• _GOAL OF THE EXERCISE_
Copy out all lines that hold "Attack".

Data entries
--- begin ---

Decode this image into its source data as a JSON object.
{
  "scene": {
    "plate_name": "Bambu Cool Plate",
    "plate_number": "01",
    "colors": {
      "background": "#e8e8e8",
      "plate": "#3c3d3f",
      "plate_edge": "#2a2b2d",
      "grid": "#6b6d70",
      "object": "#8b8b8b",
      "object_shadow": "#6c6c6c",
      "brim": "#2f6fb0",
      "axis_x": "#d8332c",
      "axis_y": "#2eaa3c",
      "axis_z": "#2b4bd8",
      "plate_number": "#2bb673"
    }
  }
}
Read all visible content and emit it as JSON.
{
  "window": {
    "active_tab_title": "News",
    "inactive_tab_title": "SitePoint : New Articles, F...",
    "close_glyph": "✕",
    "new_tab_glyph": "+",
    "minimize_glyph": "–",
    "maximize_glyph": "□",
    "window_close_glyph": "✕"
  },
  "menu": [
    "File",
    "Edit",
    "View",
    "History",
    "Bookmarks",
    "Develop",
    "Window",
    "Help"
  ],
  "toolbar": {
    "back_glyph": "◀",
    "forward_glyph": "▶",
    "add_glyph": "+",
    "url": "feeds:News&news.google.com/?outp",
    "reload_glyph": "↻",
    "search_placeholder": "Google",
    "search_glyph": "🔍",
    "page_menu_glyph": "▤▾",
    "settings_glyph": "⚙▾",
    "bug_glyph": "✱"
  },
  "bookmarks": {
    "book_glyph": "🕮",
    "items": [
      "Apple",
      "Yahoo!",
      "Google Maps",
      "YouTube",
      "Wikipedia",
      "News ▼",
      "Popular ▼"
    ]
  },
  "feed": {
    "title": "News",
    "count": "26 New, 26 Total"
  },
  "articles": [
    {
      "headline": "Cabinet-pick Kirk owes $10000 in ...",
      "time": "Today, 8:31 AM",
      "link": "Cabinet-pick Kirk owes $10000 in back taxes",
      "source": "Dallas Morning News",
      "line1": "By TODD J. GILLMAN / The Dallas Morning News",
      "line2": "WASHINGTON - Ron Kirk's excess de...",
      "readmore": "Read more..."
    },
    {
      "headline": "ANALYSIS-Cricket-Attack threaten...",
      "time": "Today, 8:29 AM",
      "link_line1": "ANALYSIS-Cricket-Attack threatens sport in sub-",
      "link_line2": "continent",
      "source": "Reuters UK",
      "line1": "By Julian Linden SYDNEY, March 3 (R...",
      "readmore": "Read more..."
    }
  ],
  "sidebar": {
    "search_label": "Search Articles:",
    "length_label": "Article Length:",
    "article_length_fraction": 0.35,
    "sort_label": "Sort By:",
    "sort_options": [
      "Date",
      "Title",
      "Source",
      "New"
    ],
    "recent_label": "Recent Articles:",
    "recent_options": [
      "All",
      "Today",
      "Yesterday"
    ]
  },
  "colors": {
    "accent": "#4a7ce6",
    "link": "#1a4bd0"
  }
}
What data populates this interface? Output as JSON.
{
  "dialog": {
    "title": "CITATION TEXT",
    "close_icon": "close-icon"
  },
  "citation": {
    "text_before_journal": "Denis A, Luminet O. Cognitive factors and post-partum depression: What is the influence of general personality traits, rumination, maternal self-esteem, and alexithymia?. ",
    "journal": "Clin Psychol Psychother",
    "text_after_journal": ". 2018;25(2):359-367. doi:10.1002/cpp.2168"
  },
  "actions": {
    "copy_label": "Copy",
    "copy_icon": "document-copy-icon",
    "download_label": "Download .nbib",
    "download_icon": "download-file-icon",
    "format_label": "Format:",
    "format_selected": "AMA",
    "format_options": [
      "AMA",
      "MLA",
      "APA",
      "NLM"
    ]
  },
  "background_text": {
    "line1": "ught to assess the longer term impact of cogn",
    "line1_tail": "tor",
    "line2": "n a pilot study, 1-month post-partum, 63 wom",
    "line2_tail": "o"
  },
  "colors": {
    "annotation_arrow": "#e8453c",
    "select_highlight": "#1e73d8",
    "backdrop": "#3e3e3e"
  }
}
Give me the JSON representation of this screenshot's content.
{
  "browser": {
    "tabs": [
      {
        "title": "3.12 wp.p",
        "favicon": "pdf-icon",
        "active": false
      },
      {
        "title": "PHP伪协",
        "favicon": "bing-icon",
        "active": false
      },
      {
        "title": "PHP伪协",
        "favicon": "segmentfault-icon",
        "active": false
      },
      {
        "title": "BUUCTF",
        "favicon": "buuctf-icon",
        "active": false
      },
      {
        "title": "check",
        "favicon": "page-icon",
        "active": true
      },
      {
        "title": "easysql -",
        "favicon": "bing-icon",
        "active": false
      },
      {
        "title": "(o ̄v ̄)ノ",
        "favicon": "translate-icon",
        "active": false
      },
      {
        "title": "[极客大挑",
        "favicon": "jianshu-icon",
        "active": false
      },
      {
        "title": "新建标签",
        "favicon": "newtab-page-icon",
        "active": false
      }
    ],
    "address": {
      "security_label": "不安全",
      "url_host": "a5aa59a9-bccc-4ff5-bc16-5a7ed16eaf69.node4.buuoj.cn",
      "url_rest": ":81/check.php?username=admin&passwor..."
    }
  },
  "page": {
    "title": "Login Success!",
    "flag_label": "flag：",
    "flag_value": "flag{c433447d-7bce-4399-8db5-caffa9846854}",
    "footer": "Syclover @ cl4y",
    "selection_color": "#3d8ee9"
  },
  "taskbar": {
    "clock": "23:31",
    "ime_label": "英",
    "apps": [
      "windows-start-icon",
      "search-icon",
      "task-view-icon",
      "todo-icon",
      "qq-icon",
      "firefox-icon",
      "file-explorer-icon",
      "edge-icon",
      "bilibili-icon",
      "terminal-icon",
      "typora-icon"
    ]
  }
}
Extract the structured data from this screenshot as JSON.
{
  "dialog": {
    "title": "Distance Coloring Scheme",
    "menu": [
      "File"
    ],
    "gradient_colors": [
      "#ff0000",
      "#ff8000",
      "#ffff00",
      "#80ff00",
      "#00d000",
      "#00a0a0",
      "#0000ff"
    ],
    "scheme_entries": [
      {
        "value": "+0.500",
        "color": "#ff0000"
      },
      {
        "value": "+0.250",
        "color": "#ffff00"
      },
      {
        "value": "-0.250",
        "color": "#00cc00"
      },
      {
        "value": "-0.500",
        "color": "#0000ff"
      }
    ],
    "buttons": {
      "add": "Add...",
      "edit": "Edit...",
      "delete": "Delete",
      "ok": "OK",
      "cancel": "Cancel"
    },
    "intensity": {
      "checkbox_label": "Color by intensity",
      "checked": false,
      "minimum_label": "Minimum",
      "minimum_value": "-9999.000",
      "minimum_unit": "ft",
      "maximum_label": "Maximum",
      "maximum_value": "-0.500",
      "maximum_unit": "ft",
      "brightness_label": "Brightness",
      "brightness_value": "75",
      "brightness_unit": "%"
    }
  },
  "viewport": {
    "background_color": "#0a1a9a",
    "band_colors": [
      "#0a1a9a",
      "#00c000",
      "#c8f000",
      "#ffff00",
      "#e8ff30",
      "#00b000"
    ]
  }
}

--- end ---

• _WRITTEN SOLUTION_
      "headline": "ANALYSIS-Cricket-Attack threaten...",
      "link_line1": "ANALYSIS-Cricket-Attack threatens sport in sub-",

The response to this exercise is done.